▶ **WHAT YOU WILL DO**
Transcribe each of the rows below word for word, leaving out the pictures.

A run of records
• • • • •

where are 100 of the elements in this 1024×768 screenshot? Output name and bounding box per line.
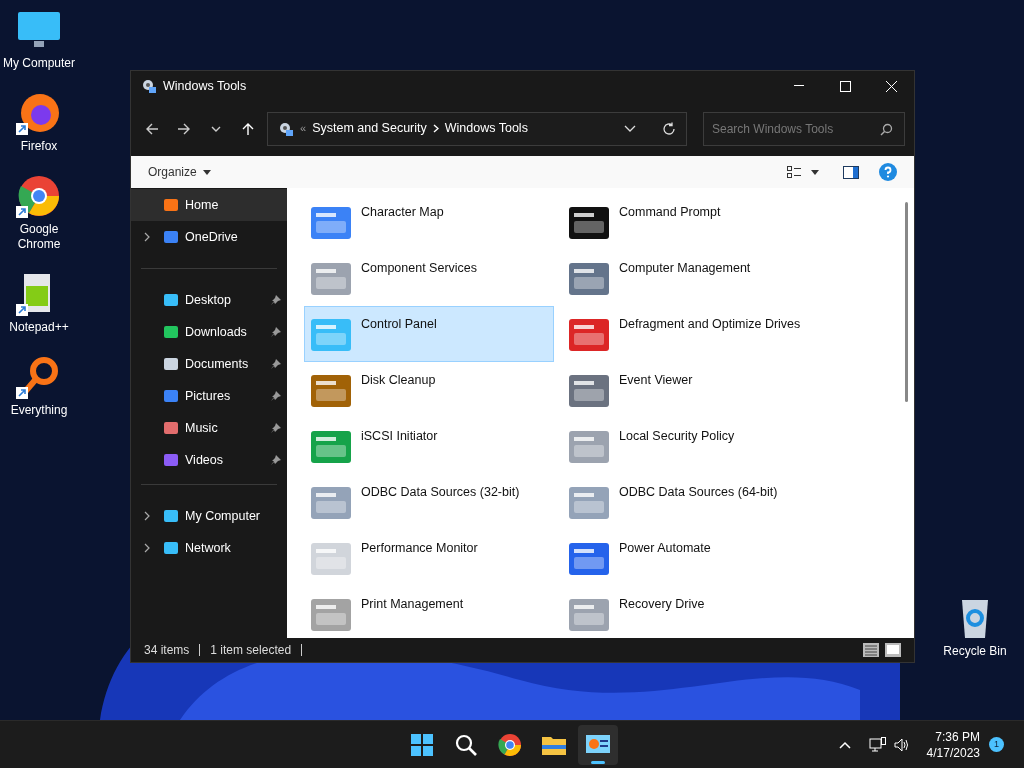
- sidebar-label: Pictures: [185, 387, 231, 405]
- desktop-icon-label[interactable]: My Computer: [3, 56, 75, 71]
- chevron-right-icon[interactable]: [143, 543, 151, 553]
- sidebar-label: Downloads: [185, 323, 247, 341]
- clock-date[interactable]: 4/17/2023: [926, 744, 980, 761]
- tool-item[interactable]: Command Prompt: [562, 194, 812, 250]
- tool-item-label: Print Management: [361, 596, 464, 613]
- breadcrumb-link[interactable]: Windows Tools: [444, 119, 528, 138]
- tool-item[interactable]: ODBC Data Sources (32-bit): [304, 474, 554, 530]
- sidebar-label: Music: [185, 419, 218, 437]
- sidebar-label: Videos: [185, 451, 223, 469]
- search-field[interactable]: Search Windows Tools: [703, 111, 905, 146]
- tool-item[interactable]: Defragment and Optimize Drives: [562, 306, 812, 362]
- sidebar-item[interactable]: Music: [131, 412, 287, 444]
- network-icon[interactable]: [868, 736, 887, 753]
- tools-gear-icon: [278, 120, 294, 137]
- sidebar-item[interactable]: OneDrive: [131, 221, 287, 253]
- sidebar-item[interactable]: Documents: [131, 348, 287, 380]
- breadcrumb-link[interactable]: System and Security: [312, 119, 427, 138]
- arrow-right-icon: [177, 121, 191, 136]
- desktop-icon-label[interactable]: Firefox: [20, 139, 58, 154]
- tool-item[interactable]: ODBC Data Sources (64-bit): [562, 474, 812, 530]
- tool-item-label: Component Services: [361, 260, 478, 277]
- desktop-icon-label[interactable]: Recycle Bin: [943, 644, 1007, 659]
- item-count: 34 items: [144, 642, 190, 659]
- tool-item[interactable]: Event Viewer: [562, 362, 812, 418]
- desktop-app-icon[interactable]: [16, 174, 62, 218]
- desktop-app-icon[interactable]: [16, 91, 62, 135]
- tool-item-label: Computer Management: [619, 260, 751, 277]
- arrow-up-icon: [241, 121, 255, 136]
- sidebar-label: OneDrive: [185, 228, 238, 246]
- close-icon: [885, 80, 897, 92]
- sidebar-item[interactable]: Desktop: [131, 284, 287, 316]
- tool-item-label: ODBC Data Sources (64-bit): [619, 484, 778, 501]
- path-overflow-marker[interactable]: «: [300, 120, 307, 137]
- tool-item[interactable]: Local Security Policy: [562, 418, 812, 474]
- selection-count: 1 item selected: [210, 642, 292, 659]
- sidebar-item[interactable]: Home: [131, 189, 287, 221]
- tool-item[interactable]: Control Panel: [304, 306, 554, 362]
- tool-item-label: Local Security Policy: [619, 428, 735, 445]
- sidebar-item[interactable]: Videos: [131, 444, 287, 476]
- desktop-icon-label[interactable]: Google Chrome: [1, 222, 77, 252]
- sidebar-label: Network: [185, 539, 231, 557]
- tool-item-label: Command Prompt: [619, 204, 721, 221]
- notification-count-badge[interactable]: 1: [989, 737, 1004, 752]
- tool-item[interactable]: Power Automate: [562, 530, 812, 586]
- sidebar-label: Home: [185, 196, 219, 214]
- search-icon[interactable]: [454, 732, 478, 757]
- caret-icon: [811, 169, 819, 175]
- tool-item[interactable]: Character Map: [304, 194, 554, 250]
- tool-item[interactable]: Print Management: [304, 586, 554, 638]
- tool-item-label: Character Map: [361, 204, 444, 221]
- tools-gear-icon: [141, 78, 157, 94]
- minimize-icon: [794, 85, 804, 87]
- tool-item[interactable]: Component Services: [304, 250, 554, 306]
- chevron-down-icon[interactable]: [624, 124, 636, 133]
- sidebar-item[interactable]: Downloads: [131, 316, 287, 348]
- help-icon[interactable]: [879, 163, 897, 181]
- tool-item[interactable]: Performance Monitor: [304, 530, 554, 586]
- caret-icon: [202, 169, 211, 175]
- browser-icon[interactable]: [498, 732, 522, 757]
- clock-time[interactable]: 7:36 PM: [935, 728, 980, 745]
- sidebar-item[interactable]: Pictures: [131, 380, 287, 412]
- tool-item-label: Defragment and Optimize Drives: [619, 316, 801, 333]
- tool-item[interactable]: iSCSI Initiator: [304, 418, 554, 474]
- tool-item-label: ODBC Data Sources (32-bit): [361, 484, 520, 501]
- breadcrumb-separator-icon: [432, 124, 439, 133]
- view-options-button[interactable]: [787, 166, 819, 178]
- chevron-right-icon[interactable]: [143, 232, 151, 242]
- sidebar-label: Desktop: [185, 291, 231, 309]
- sidebar-item[interactable]: Network: [131, 532, 287, 564]
- tool-item-label: Performance Monitor: [361, 540, 478, 557]
- chevron-right-icon[interactable]: [143, 511, 151, 521]
- preview-pane-icon[interactable]: [843, 165, 859, 179]
- arrow-left-icon: [145, 121, 159, 136]
- chevron-up-icon[interactable]: [838, 740, 851, 749]
- tool-item[interactable]: Recovery Drive: [562, 586, 812, 638]
- desktop-icon-label[interactable]: Notepad++: [9, 320, 69, 335]
- tool-item-label: iSCSI Initiator: [361, 428, 438, 445]
- sidebar-label: Documents: [185, 355, 249, 373]
- sidebar-label: My Computer: [185, 507, 261, 525]
- tool-item-label: Control Panel: [361, 316, 437, 333]
- address-bar[interactable]: « System and Security Windows Tools: [267, 111, 687, 146]
- sidebar-item[interactable]: My Computer: [131, 500, 287, 532]
- scrollbar-drawing[interactable]: [905, 202, 908, 402]
- search-icon[interactable]: [880, 122, 893, 136]
- volume-icon[interactable]: [892, 736, 911, 753]
- desktop-icon-label[interactable]: Everything: [10, 403, 68, 418]
- tool-item-label: Power Automate: [619, 540, 711, 557]
- tool-item[interactable]: Disk Cleanup: [304, 362, 554, 418]
- taskbar-button[interactable]: [578, 724, 618, 765]
- organize-menu-button[interactable]: Organize: [148, 163, 211, 181]
- tool-item-label: Recovery Drive: [619, 596, 705, 613]
- tool-item[interactable]: Computer Management: [562, 250, 812, 306]
- tool-item-label: Disk Cleanup: [361, 372, 436, 389]
- windows-start-icon[interactable]: [410, 732, 434, 757]
- view-list-icon: [787, 166, 801, 178]
- window-title: Windows Tools: [163, 77, 247, 95]
- tool-item-label: Event Viewer: [619, 372, 693, 389]
- refresh-icon[interactable]: [662, 121, 676, 136]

• • • • •

▶ **RESULT OF THIS EXERCISE**
where are 100 of the elements in this 1024×768 screenshot? Output name and bounding box per line.
- sidebar-label: Pictures: [185, 387, 231, 405]
- desktop-icon-label[interactable]: My Computer: [3, 56, 75, 71]
- chevron-right-icon[interactable]: [143, 543, 151, 553]
- sidebar-label: Downloads: [185, 323, 247, 341]
- clock-date[interactable]: 4/17/2023: [926, 744, 980, 761]
- tool-item[interactable]: Command Prompt: [562, 194, 812, 250]
- tool-item-label: Print Management: [361, 596, 464, 613]
- breadcrumb-link[interactable]: Windows Tools: [444, 119, 528, 138]
- tool-item[interactable]: ODBC Data Sources (32-bit): [304, 474, 554, 530]
- sidebar-label: Music: [185, 419, 218, 437]
- sidebar-label: Videos: [185, 451, 223, 469]
- search-field[interactable]: Search Windows Tools: [703, 111, 905, 146]
- tool-item[interactable]: Defragment and Optimize Drives: [562, 306, 812, 362]
- sidebar-item[interactable]: Music: [131, 412, 287, 444]
- network-icon[interactable]: [868, 736, 887, 753]
- tools-gear-icon: [278, 120, 294, 137]
- sidebar-item[interactable]: OneDrive: [131, 221, 287, 253]
- sidebar-item[interactable]: Documents: [131, 348, 287, 380]
- breadcrumb-link[interactable]: System and Security: [312, 119, 427, 138]
- arrow-right-icon: [177, 121, 191, 136]
- desktop-icon-label[interactable]: Firefox: [20, 139, 58, 154]
- tool-item[interactable]: ODBC Data Sources (64-bit): [562, 474, 812, 530]
- tool-item-label: Component Services: [361, 260, 478, 277]
- desktop-icon-label[interactable]: Recycle Bin: [943, 644, 1007, 659]
- item-count: 34 items: [144, 642, 190, 659]
- tool-item[interactable]: Event Viewer: [562, 362, 812, 418]
- desktop-app-icon[interactable]: [16, 174, 62, 218]
- desktop-app-icon[interactable]: [16, 91, 62, 135]
- tool-item-label: Computer Management: [619, 260, 751, 277]
- arrow-up-icon: [241, 121, 255, 136]
- sidebar-label: OneDrive: [185, 228, 238, 246]
- close-icon: [885, 80, 897, 92]
- sidebar-item[interactable]: Desktop: [131, 284, 287, 316]
- tool-item-label: ODBC Data Sources (64-bit): [619, 484, 778, 501]
- path-overflow-marker[interactable]: «: [300, 120, 307, 137]
- tool-item[interactable]: Local Security Policy: [562, 418, 812, 474]
- selection-count: 1 item selected: [210, 642, 292, 659]
- sidebar-item[interactable]: Home: [131, 189, 287, 221]
- tool-item[interactable]: Control Panel: [304, 306, 554, 362]
- tool-item-label: Local Security Policy: [619, 428, 735, 445]
- sidebar-item[interactable]: Videos: [131, 444, 287, 476]
- desktop-icon-label[interactable]: Google Chrome: [1, 222, 77, 252]
- sidebar-label: Network: [185, 539, 231, 557]
- tool-item-label: Command Prompt: [619, 204, 721, 221]
- notification-count-badge[interactable]: 1: [989, 737, 1004, 752]
- tool-item[interactable]: Power Automate: [562, 530, 812, 586]
- sidebar-label: Home: [185, 196, 219, 214]
- search-icon[interactable]: [454, 732, 478, 757]
- caret-icon: [811, 169, 819, 175]
- tool-item[interactable]: Character Map: [304, 194, 554, 250]
- tool-item[interactable]: Print Management: [304, 586, 554, 638]
- tool-item-label: Character Map: [361, 204, 444, 221]
- tools-gear-icon: [141, 78, 157, 94]
- minimize-icon: [794, 85, 804, 87]
- tool-item[interactable]: Component Services: [304, 250, 554, 306]
- chevron-down-icon[interactable]: [624, 124, 636, 133]
- sidebar-item[interactable]: Downloads: [131, 316, 287, 348]
- help-icon[interactable]: [879, 163, 897, 181]
- tool-item[interactable]: Performance Monitor: [304, 530, 554, 586]
- caret-icon: [202, 169, 211, 175]
- browser-icon[interactable]: [498, 732, 522, 757]
- clock-time[interactable]: 7:36 PM: [935, 728, 980, 745]
- sidebar-item[interactable]: Pictures: [131, 380, 287, 412]
- tool-item-label: Defragment and Optimize Drives: [619, 316, 801, 333]
- tool-item[interactable]: iSCSI Initiator: [304, 418, 554, 474]
- tool-item-label: ODBC Data Sources (32-bit): [361, 484, 520, 501]
- breadcrumb-separator-icon: [432, 124, 439, 133]
- view-options-button[interactable]: [787, 166, 819, 178]
- chevron-right-icon[interactable]: [143, 232, 151, 242]
- sidebar-label: Desktop: [185, 291, 231, 309]
- sidebar-item[interactable]: Network: [131, 532, 287, 564]
- tool-item-label: Performance Monitor: [361, 540, 478, 557]
- chevron-right-icon[interactable]: [143, 511, 151, 521]
- preview-pane-icon[interactable]: [843, 165, 859, 179]
- arrow-left-icon: [145, 121, 159, 136]
- chevron-up-icon[interactable]: [838, 740, 851, 749]
- tool-item[interactable]: Recovery Drive: [562, 586, 812, 638]
- desktop-icon-label[interactable]: Notepad++: [9, 320, 69, 335]
- tool-item-label: iSCSI Initiator: [361, 428, 438, 445]
- sidebar-label: Documents: [185, 355, 249, 373]
- sidebar-label: My Computer: [185, 507, 261, 525]
- tool-item-label: Control Panel: [361, 316, 437, 333]
- address-bar[interactable]: « System and Security Windows Tools: [267, 111, 687, 146]
- sidebar-item[interactable]: My Computer: [131, 500, 287, 532]
- scrollbar-drawing[interactable]: [905, 202, 908, 402]
- search-icon[interactable]: [880, 122, 893, 136]
- volume-icon[interactable]: [892, 736, 911, 753]
- desktop-icon-label[interactable]: Everything: [10, 403, 68, 418]
- tool-item-label: Power Automate: [619, 540, 711, 557]
- tool-item[interactable]: Disk Cleanup: [304, 362, 554, 418]
- taskbar-button[interactable]: [578, 724, 618, 765]
- organize-menu-button[interactable]: Organize: [148, 163, 211, 181]
- tool-item-label: Recovery Drive: [619, 596, 705, 613]
- tool-item[interactable]: Computer Management: [562, 250, 812, 306]
- tool-item-label: Disk Cleanup: [361, 372, 436, 389]
- windows-start-icon[interactable]: [410, 732, 434, 757]
- view-list-icon: [787, 166, 801, 178]
- window-title: Windows Tools: [163, 77, 247, 95]
- tool-item-label: Event Viewer: [619, 372, 693, 389]
- refresh-icon[interactable]: [662, 121, 676, 136]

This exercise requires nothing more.